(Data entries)
☆ ☆ ☆ ☆ ☆
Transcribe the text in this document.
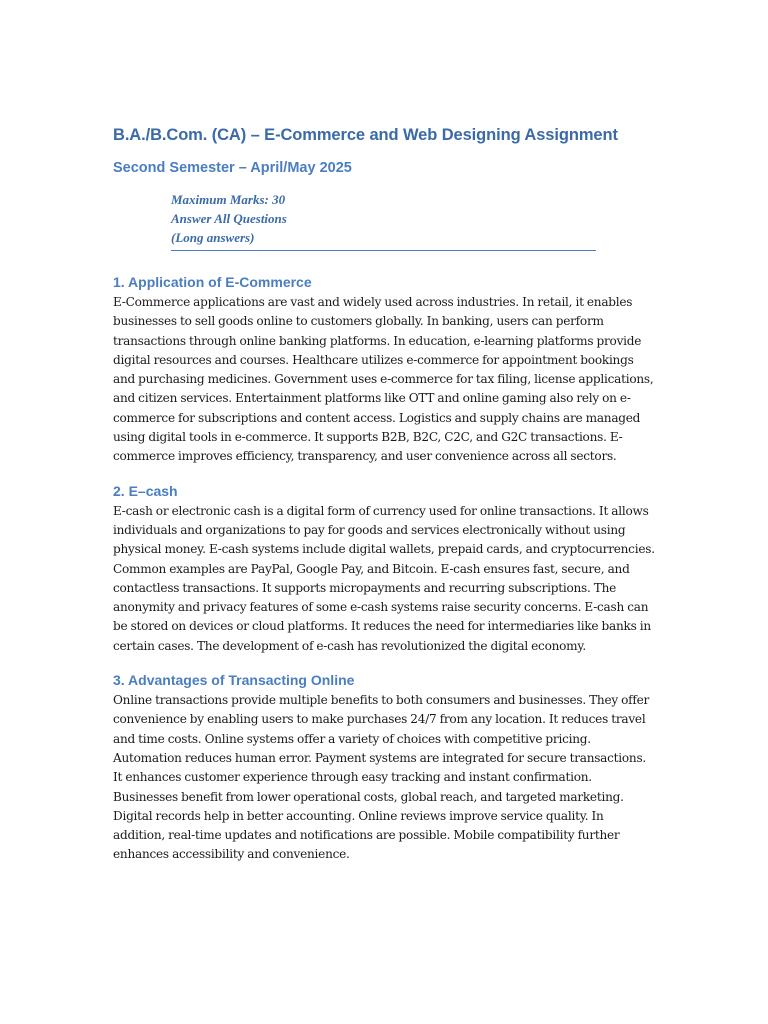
B.A./B.Com. (CA) – E-Commerce and Web Designing Assignment
Second Semester – April/May 2025
Maximum Marks: 30
Answer All Questions
(Long answers)
1. Application of E-Commerce

E-Commerce applications are vast and widely used across industries. In retail, it enables businesses to sell goods online to customers globally. In banking, users can perform transactions through online banking platforms. In education, e-learning platforms provide digital resources and courses. Healthcare utilizes e-commerce for appointment bookings and purchasing medicines. Government uses e-commerce for tax filing, license applications, and citizen services. Entertainment platforms like OTT and online gaming also rely on e-commerce for subscriptions and content access. Logistics and supply chains are managed using digital tools in e-commerce. It supports B2B, B2C, C2C, and G2C transactions. E-commerce improves efficiency, transparency, and user convenience across all sectors.

2. E–cash

E-cash or electronic cash is a digital form of currency used for online transactions. It allows individuals and organizations to pay for goods and services electronically without using physical money. E-cash systems include digital wallets, prepaid cards, and cryptocurrencies. Common examples are PayPal, Google Pay, and Bitcoin. E-cash ensures fast, secure, and contactless transactions. It supports micropayments and recurring subscriptions. The anonymity and privacy features of some e-cash systems raise security concerns. E-cash can be stored on devices or cloud platforms. It reduces the need for intermediaries like banks in certain cases. The development of e-cash has revolutionized the digital economy.

3. Advantages of Transacting Online

Online transactions provide multiple benefits to both consumers and businesses. They offer convenience by enabling users to make purchases 24/7 from any location. It reduces travel and time costs. Online systems offer a variety of choices with competitive pricing. Automation reduces human error. Payment systems are integrated for secure transactions. It enhances customer experience through easy tracking and instant confirmation. Businesses benefit from lower operational costs, global reach, and targeted marketing. Digital records help in better accounting. Online reviews improve service quality. In addition, real-time updates and notifications are possible. Mobile compatibility further enhances accessibility and convenience.
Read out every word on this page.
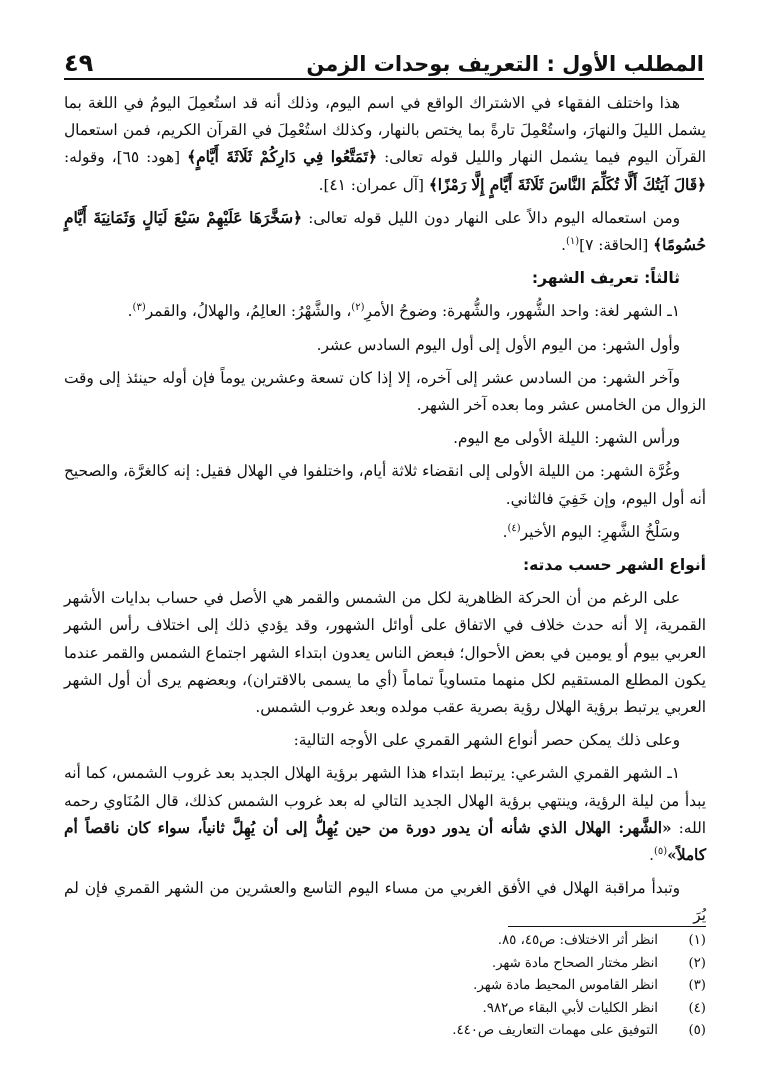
٤٩	المطلب الأول : التعريف بوحدات الزمن

هذا واختلف الفقهاء في الاشتراك الواقع في اسم اليوم، وذلك أنه قد استُعمِلَ اليومُ في اللغة بما يشمل الليلَ والنهارَ، واستُعْمِلَ تارةً بما يختص بالنهار، وكذلك استُعْمِلَ في القرآن الكريم، فمن استعمال القرآن اليوم فيما يشمل النهار والليل قوله تعالى: ﴿تَمَتَّعُوا فِي دَارِكُمْ ثَلَاثَةَ أَيَّامٍ﴾ [هود: ٦٥]، وقوله: ﴿قَالَ آيَتُكَ أَلَّا تُكَلِّمَ النَّاسَ ثَلَاثَةَ أَيَّامٍ إِلَّا رَمْزًا﴾ [آل عمران: ٤١].

ومن استعماله اليوم دالاً على النهار دون الليل قوله تعالى: ﴿سَخَّرَهَا عَلَيْهِمْ سَبْعَ لَيَالٍ وَثَمَانِيَةَ أَيَّامٍ حُسُومًا﴾ [الحاقة: ٧]$^{(١)}$.

ثالثاً: تعريف الشهر:

١ـ الشهر لغة: واحد الشُّهور، والشُّهرة: وضوحُ الأمرِ$^{(٢)}$، والشَّهْرُ: العالِمُ، والهلالُ، والقمر$^{(٣)}$.

وأول الشهر: من اليوم الأول إلى أول اليوم السادس عشر.

وآخر الشهر: من السادس عشر إلى آخره، إلا إذا كان تسعة وعشرين يوماً فإن أوله حينئذ إلى وقت الزوال من الخامس عشر وما بعده آخر الشهر.

ورأس الشهر: الليلة الأولى مع اليوم.

وغُرَّة الشهر: من الليلة الأولى إلى انقضاء ثلاثة أيام، واختلفوا في الهلال فقيل: إنه كالغرَّة، والصحيح أنه أول اليوم، وإن خَفِيَ فالثاني.

وسَلْخُ الشَّهرِ: اليوم الأخير$^{(٤)}$.

أنواع الشهر حسب مدته:

على الرغم من أن الحركة الظاهرية لكل من الشمس والقمر هي الأصل في حساب بدايات الأشهر القمرية، إلا أنه حدث خلاف في الاتفاق على أوائل الشهور، وقد يؤدي ذلك إلى اختلاف رأس الشهر العربي بيوم أو يومين في بعض الأحوال؛ فبعض الناس يعدون ابتداء الشهر اجتماع الشمس والقمر عندما يكون المطلع المستقيم لكل منهما متساوياً تماماً (أي ما يسمى بالاقتران)، وبعضهم يرى أن أول الشهر العربي يرتبط برؤية الهلال رؤية بصرية عقب مولده وبعد غروب الشمس.

وعلى ذلك يمكن حصر أنواع الشهر القمري على الأوجه التالية:

١ـ الشهر القمري الشرعي: يرتبط ابتداء هذا الشهر برؤية الهلال الجديد بعد غروب الشمس، كما أنه يبدأ من ليلة الرؤية، وينتهي برؤية الهلال الجديد التالي له بعد غروب الشمس كذلك، قال المُنَاوي رحمه الله: «الشَّهر: الهلال الذي شأنه أن يدور دورة من حين يُهِلُّ إلى أن يُهِلَّ ثانياً، سواء كان ناقصاً أم كاملاً»$^{(٥)}$.

وتبدأ مراقبة الهلال في الأفق الغربي من مساء اليوم التاسع والعشرين من الشهر القمري فإن لم يُرَ

(١)
انظر أثر الاختلاف: ص٤٥، ٨٥.
(٢)
انظر مختار الصحاح مادة شهر.
(٣)
انظر القاموس المحيط مادة شهر.
(٤)
انظر الكليات لأبي البقاء ص٩٨٢.
(٥)
التوفيق على مهمات التعاريف ص٤٤٠.
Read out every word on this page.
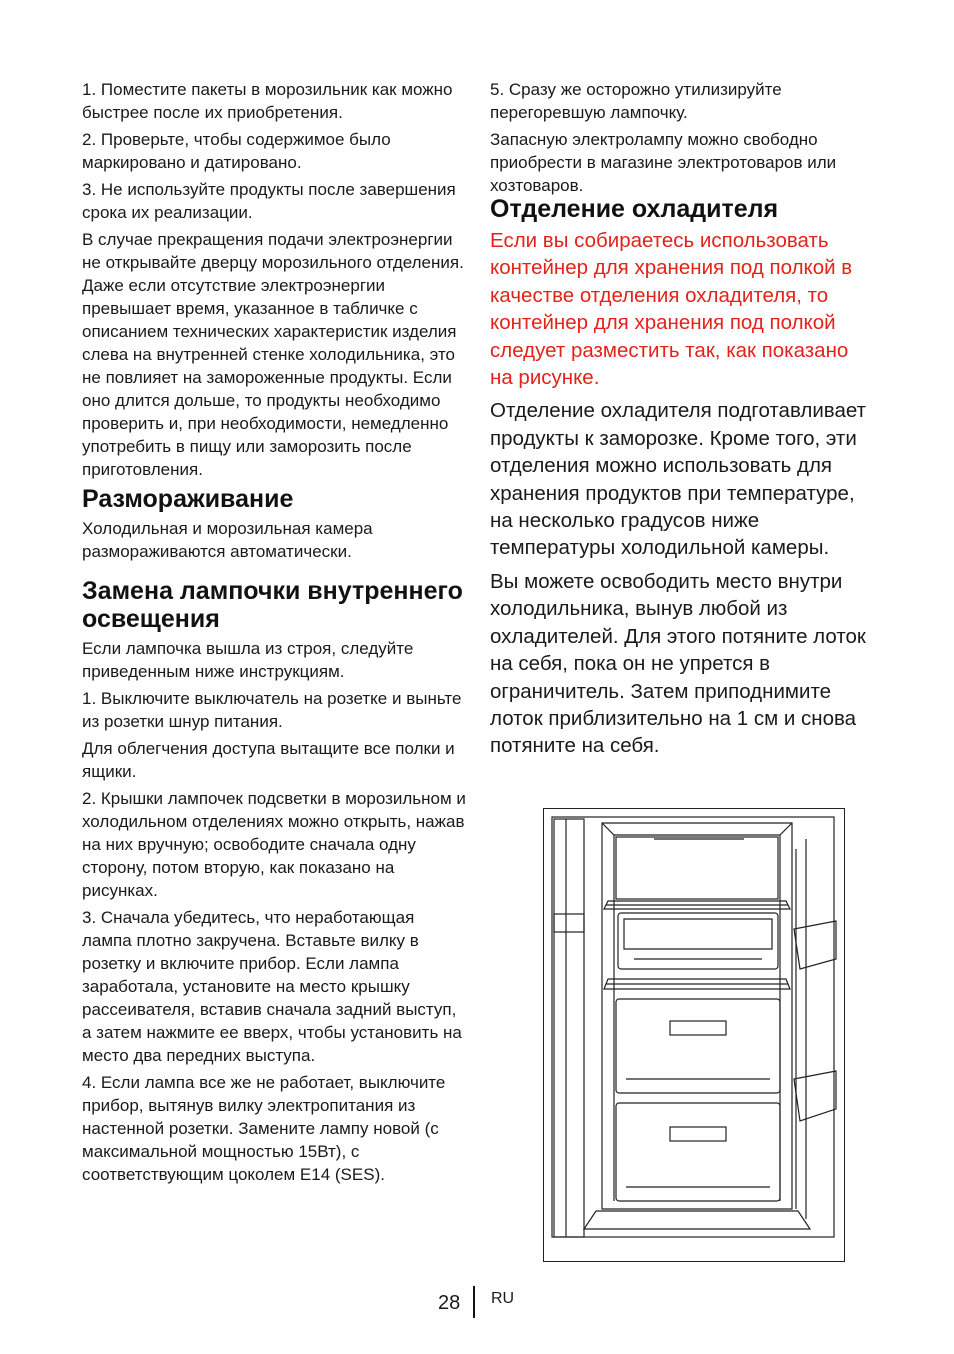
1. Поместите пакеты в морозильник как можно быстрее после их приобретения.

2. Проверьте, чтобы содержимое было маркировано и датировано.

3. Не используйте продукты после завершения срока их реализации.

В случае прекращения подачи электроэнергии не открывайте дверцу морозильного отделения. Даже если отсутствие электроэнергии превышает время, указанное в табличке с описанием технических характеристик изделия слева на внутренней стенке холодильника, это не повлияет на замороженные продукты. Если оно длится дольше, то продукты необходимо проверить и, при необходимости, немедленно употребить в пищу или заморозить после приготовления.

Размораживание

Холодильная и морозильная камера размораживаются автоматически.

Замена лампочки внутреннего освещения

Если лампочка вышла из строя, следуйте приведенным ниже инструкциям.

1. Выключите выключатель на розетке и выньте из розетки шнур питания.

Для облегчения доступа вытащите все полки и ящики.

2. Крышки лампочек подсветки в морозильном и холодильном отделениях можно открыть, нажав на них вручную; освободите сначала одну сторону, потом вторую, как показано на рисунках.

3. Сначала убедитесь, что неработающая лампа плотно закручена. Вставьте вилку в розетку и включите прибор. Если лампа заработала, установите на место крышку рассеивателя, вставив сначала задний выступ, а затем нажмите ее вверх, чтобы установить на место два передних выступа.

4. Если лампа все же не работает, выключите прибор, вытянув вилку электропитания из настенной розетки. Замените лампу новой (с максимальной мощностью 15Вт), с соответствующим цоколем E14 (SES).

5. Сразу же осторожно утилизируйте перегоревшую лампочку.

Запасную электролампу можно свободно приобрести в магазине электротоваров или хозтоваров.

Отделение охладителя

Если вы собираетесь использовать контейнер для хранения под полкой в качестве отделения охладителя, то контейнер для хранения под полкой следует разместить так, как показано на рисунке.

Отделение охладителя подготавливает продукты к заморозке. Кроме того, эти отделения можно использовать для хранения продуктов при температуре, на несколько градусов ниже температуры холодильной камеры.

Вы можете освободить место внутри холодильника, вынув любой из охладителей. Для этого потяните лоток на себя, пока он не упрется в ограничитель. Затем приподнимите лоток приблизительно на 1 см и снова потяните на себя.

28 RU
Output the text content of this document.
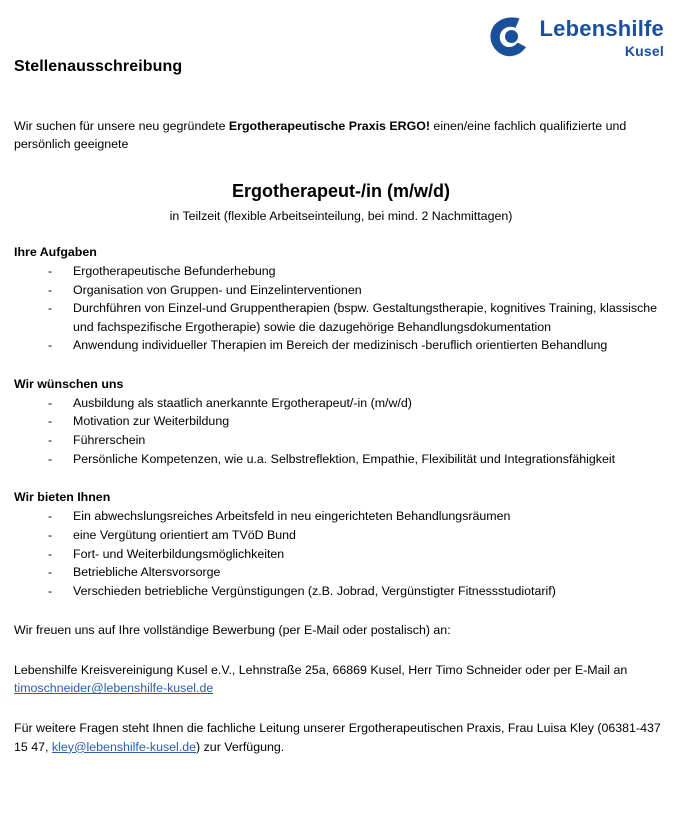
Lebenshilfe
Kusel
Stellenausschreibung

Wir suchen für unsere neu gegründete Ergotherapeutische Praxis ERGO! einen/eine fachlich qualifizierte und persönlich geeignete

Ergotherapeut-/in (m/w/d)
in Teilzeit (flexible Arbeitseinteilung, bei mind. 2 Nachmittagen)
Ihre Aufgaben
- Ergotherapeutische Befunderhebung
- Organisation von Gruppen- und Einzelinterventionen
- Durchführen von Einzel-und Gruppentherapien (bspw. Gestaltungstherapie, kognitives Training, klassische und fachspezifische Ergotherapie) sowie die dazugehörige Behandlungsdokumentation
- Anwendung individueller Therapien im Bereich der medizinisch -beruflich orientierten Behandlung
Wir wünschen uns
- Ausbildung als staatlich anerkannte Ergotherapeut/-in (m/w/d)
- Motivation zur Weiterbildung
- Führerschein
- Persönliche Kompetenzen, wie u.a. Selbstreflektion, Empathie, Flexibilität und Integrationsfähigkeit
Wir bieten Ihnen
- Ein abwechslungsreiches Arbeitsfeld in neu eingerichteten Behandlungsräumen
- eine Vergütung orientiert am TVöD Bund
- Fort- und Weiterbildungsmöglichkeiten
- Betriebliche Altersvorsorge
- Verschieden betriebliche Vergünstigungen (z.B. Jobrad, Vergünstigter Fitnessstudiotarif)

Wir freuen uns auf Ihre vollständige Bewerbung (per E-Mail oder postalisch) an:

Lebenshilfe Kreisvereinigung Kusel e.V., Lehnstraße 25a, 66869 Kusel, Herr Timo Schneider oder per E-Mail an timoschneider@lebenshilfe-kusel.de

Für weitere Fragen steht Ihnen die fachliche Leitung unserer Ergotherapeutischen Praxis, Frau Luisa Kley (06381-437 15 47, kley@lebenshilfe-kusel.de) zur Verfügung.
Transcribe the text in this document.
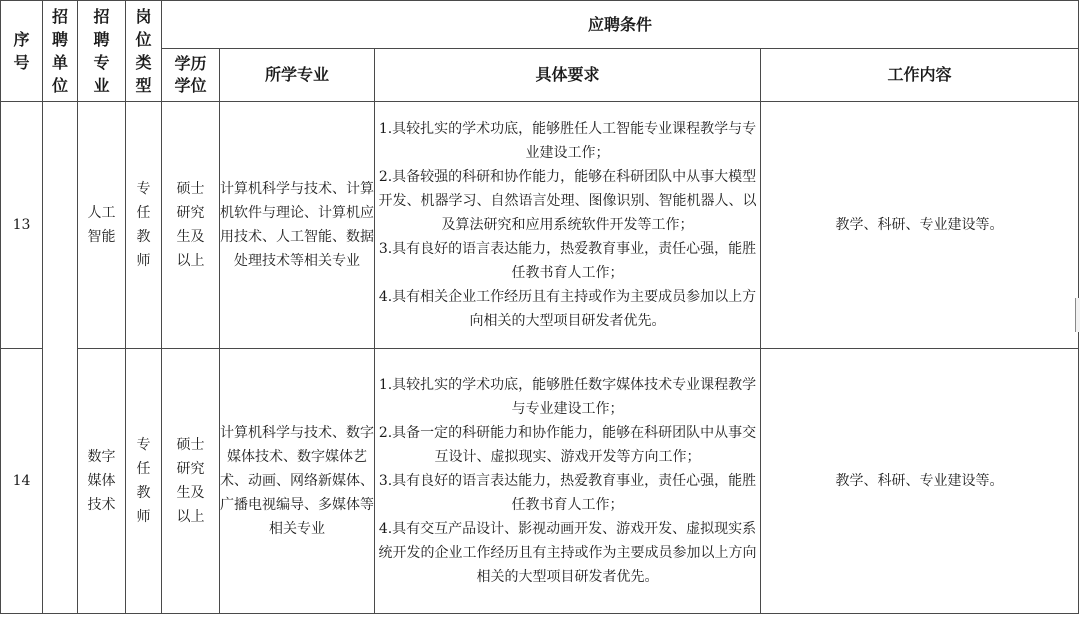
序号	招聘单位	招聘专业	岗位类型	应聘条件			

				学历学位	所学专业	具体要求	工作内容
13		人工智能	专任教师	硕士研究生及以上	计算机科学与技术、计算机软件与理论、计算机应用技术、人工智能、数据处理技术等相关专业	1.具较扎实的学术功底，能够胜任人工智能专业课程教学与专业建设工作；
2.具备较强的科研和协作能力，能够在科研团队中从事大模型开发、机器学习、自然语言处理、图像识别、智能机器人、以及算法研究和应用系统软件开发等工作；
3.具有良好的语言表达能力，热爱教育事业，责任心强，能胜任教书育人工作；
4.具有相关企业工作经历且有主持或作为主要成员参加以上方向相关的大型项目研发者优先。	教学、科研、专业建设等。
14		数字媒体技术	专任教师	硕士研究生及以上	计算机科学与技术、数字媒体技术、数字媒体艺术、动画、网络新媒体、广播电视编导、多媒体等相关专业	1.具较扎实的学术功底，能够胜任数字媒体技术专业课程教学与专业建设工作；
2.具备一定的科研能力和协作能力，能够在科研团队中从事交互设计、虚拟现实、游戏开发等方向工作；
3.具有良好的语言表达能力，热爱教育事业，责任心强，能胜任教书育人工作；
4.具有交互产品设计、影视动画开发、游戏开发、虚拟现实系统开发的企业工作经历且有主持或作为主要成员参加以上方向相关的大型项目研发者优先。	教学、科研、专业建设等。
☆ ☆ ☆ ☆ ☆
▸ **Exercise prompt**
List the lines of the records where "Mail" occurs.

▸ **Response below**
Wir freuen uns auf Ihre vollständige Bewerbung (per E-Mail oder postalisch) an:
Lebenshilfe Kreisvereinigung Kusel e.V., Lehnstraße 25a, 66869 Kusel, Herr Timo Schneider oder per E-Mail an timoschneider@lebenshilfe-kusel.de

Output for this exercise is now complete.